Task instructions -
1 - Rewrite the passage on mistletoe and Xmas between "The plant was" and "a love fest!", inclusive, substituting "Greeks" for "Romans".
2 - Extend the passage on mistletoe and Xmas past its final sentence.

Passage -
-=-=-=-=-
The plant was also seen as a symbol of peace, and it is said that among Romans, enemies who met under mistletoe would lay down their weapons and embrace. Picture, if you can, legions of Romans locked in loving hugs with tribes of Celts, that Roman history related went naked into battle, sounded weird discordant horns, shouted in chorus with deep and harsh voices, and beat their swords rhythmically against their shields. What a love fest!
Those rascals, the Scandinavians, are the romatic group that associated the plant with Frigga, their goddess of love, and it may be from this that the custom of kissing under the mistletoe was derived. Those who kissed under the mistletoe had the promise of happiness and good luck in the following year. Good luck, that is, unless the custom ignited romantic encounters with cheating married employees at their annual company Christmas parties.
This misunderstanding is actually very revealing and potentially embarrassing to many. Believing that it is an attempt by the secular world to "take Christ" and all aspects of Christianity out of the celebration of the season, most Christians of today despise the Xmas abbreviation for Christmas, The abbreviation is actually of Greek origin. The Greek word is Xristos meaning "Christ" or the "Messiah." The X in Xmas is from the Greek letter Chi, which is the first letter of Χριστός, Christ in Greek.
During the 16th century, Europeans began using the first initial of Christ's name, "X" in place of the word Christ
in Christmas as a shorthand form of the word. Although early Christians understood the X stood for Christ's name, later Christians who did not understand the Greek language mistook Xmas as a sign of disrespect. ("Xmas," wilstar.com)
While some see the spelling of Christmas as Xmas a threat, others see it as a way to honor the Christian martyrs who died on the cross. The use of X as an abbreviation for "cross" in modern abbreviated writing (e.g. "King's X" for "King's Cross") may have reinforced this assumption.
-=-=-=-=-
Extracted records -
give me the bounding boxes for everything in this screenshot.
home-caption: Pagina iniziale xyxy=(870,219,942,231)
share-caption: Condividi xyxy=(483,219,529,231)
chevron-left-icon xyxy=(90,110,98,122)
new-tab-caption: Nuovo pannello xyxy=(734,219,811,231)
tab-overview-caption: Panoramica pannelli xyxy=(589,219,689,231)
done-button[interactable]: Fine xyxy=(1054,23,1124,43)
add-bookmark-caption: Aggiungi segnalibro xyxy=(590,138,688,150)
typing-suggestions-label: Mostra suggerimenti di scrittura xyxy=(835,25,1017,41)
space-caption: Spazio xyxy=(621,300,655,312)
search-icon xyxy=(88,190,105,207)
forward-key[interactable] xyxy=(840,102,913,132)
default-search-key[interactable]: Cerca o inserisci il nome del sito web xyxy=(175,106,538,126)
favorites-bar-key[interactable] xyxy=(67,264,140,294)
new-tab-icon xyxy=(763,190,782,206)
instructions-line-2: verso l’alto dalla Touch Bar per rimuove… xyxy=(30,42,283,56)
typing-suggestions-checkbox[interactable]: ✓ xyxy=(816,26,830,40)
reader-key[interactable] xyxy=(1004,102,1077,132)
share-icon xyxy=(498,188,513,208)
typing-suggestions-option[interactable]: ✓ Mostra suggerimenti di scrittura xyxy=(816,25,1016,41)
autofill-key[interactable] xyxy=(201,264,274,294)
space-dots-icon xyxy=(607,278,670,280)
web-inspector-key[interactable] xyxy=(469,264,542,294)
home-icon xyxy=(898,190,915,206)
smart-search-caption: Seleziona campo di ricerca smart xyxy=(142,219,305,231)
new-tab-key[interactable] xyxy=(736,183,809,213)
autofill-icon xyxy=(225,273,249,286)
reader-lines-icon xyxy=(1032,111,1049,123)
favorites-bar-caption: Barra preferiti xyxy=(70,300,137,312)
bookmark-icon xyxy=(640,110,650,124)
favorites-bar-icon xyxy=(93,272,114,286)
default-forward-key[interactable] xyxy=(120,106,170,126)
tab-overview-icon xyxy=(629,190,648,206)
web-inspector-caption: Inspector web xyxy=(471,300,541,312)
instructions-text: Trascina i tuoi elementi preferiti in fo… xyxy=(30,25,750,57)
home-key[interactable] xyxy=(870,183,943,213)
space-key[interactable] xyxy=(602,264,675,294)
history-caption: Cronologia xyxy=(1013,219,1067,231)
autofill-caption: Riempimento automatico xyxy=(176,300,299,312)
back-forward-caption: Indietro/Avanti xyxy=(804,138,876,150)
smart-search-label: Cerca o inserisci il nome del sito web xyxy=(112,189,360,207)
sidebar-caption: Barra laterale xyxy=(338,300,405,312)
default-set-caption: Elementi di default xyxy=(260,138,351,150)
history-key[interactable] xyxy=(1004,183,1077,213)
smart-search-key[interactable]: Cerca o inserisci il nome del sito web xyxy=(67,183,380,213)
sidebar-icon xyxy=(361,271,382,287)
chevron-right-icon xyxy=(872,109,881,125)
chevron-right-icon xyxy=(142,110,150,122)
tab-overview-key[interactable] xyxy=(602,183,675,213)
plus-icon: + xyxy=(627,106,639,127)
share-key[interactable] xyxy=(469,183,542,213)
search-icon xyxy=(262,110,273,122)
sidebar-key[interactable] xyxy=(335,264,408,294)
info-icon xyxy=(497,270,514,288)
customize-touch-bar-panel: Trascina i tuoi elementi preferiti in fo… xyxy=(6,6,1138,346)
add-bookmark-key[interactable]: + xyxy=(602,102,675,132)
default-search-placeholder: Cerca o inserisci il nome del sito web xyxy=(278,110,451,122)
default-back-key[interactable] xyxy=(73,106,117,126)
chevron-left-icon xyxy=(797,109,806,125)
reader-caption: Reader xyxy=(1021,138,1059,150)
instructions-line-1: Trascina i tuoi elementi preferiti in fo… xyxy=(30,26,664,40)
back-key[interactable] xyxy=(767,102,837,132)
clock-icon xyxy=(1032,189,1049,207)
-=-=-=-=-
Answers per task -
1 -
The plant was also seen as a symbol of peace, and it is said that among Greeks, enemies who met under mistletoe would lay down their weapons and embrace. Picture, if you can, legions of Greeks locked in loving hugs with tribes of Celts, that Roman history related went naked into battle, sounded weird discordant horns, shouted in chorus with deep and harsh voices, and beat their swords rhythmically against their shields. What a love fest!

2 -
The Egyptians were part of a long line of cultures that treasured and worshipped evergreens. When the winter solstice arrive, they brought green date palm leaves into their homes to symbolize life's triumph over death. (www.christmas-tree.com) However, the tree is the one symbol that unites almost all the northern European winter solstices. Live evergreen trees were often brought into homes during the harsh winters as a reminder to inhabitants that soon their crops would grow again. Evergreen boughs were sometimes carried as totems of good luck and were often present at weddings, representing fertility. Could there be some truth in the old rhyme "Rock-a-bye baby in the treetop"?
Druids, "oak knowers" or members of the priestly and learned class active in pre-Christian Gaul and Celtic cultures, used the tree as a religious symbol, holding sacred ceremonies while surrounding and worshiping huge trees.
The traditional belief is that the modern tree custom originated in Germany in the 16th century. The story relates that Martin Luther, the Protestant reformer, was walking through snow-covered woods on Christmas Eve about the year 1500. He was struck by the beauty of a group of small evergreens. Their branches, dusted with snow, shimmered in the starlight. When he got home, he set up a little fir tree indoors so he could share this story with his children. He decorated it with taper candles, which he lighted in honor of Christ's birth. (Lorri Brown, german-history.suite101.com, November 2 2007) Soon after, the Germanic people decorated candle-lit fir trees, both inside and outside, with roses, apples and colored paper.